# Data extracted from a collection
Start

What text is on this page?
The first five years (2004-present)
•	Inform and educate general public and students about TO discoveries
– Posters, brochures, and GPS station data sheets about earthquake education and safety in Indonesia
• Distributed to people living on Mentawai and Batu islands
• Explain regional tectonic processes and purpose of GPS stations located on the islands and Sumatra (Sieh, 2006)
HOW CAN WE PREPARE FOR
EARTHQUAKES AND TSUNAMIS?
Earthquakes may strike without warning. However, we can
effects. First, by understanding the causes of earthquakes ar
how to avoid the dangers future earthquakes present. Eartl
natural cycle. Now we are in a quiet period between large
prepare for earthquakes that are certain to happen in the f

End

# TO BE DONE
Restate the listing in full, word for word.

# EXERCISE RESPONSE
What text is on this page?
The first five years (2004-present)
•	Inform and educate general public and students about TO discoveries
– Posters, brochures, and GPS station data sheets about earthquake education and safety in Indonesia
• Distributed to people living on Mentawai and Batu islands
• Explain regional tectonic processes and purpose of GPS stations located on the islands and Sumatra (Sieh, 2006)
HOW CAN WE PREPARE FOR
EARTHQUAKES AND TSUNAMIS?
Earthquakes may strike without warning. However, we can
effects. First, by understanding the causes of earthquakes ar
how to avoid the dangers future earthquakes present. Eartl
natural cycle. Now we are in a quiet period between large
prepare for earthquakes that are certain to happen in the f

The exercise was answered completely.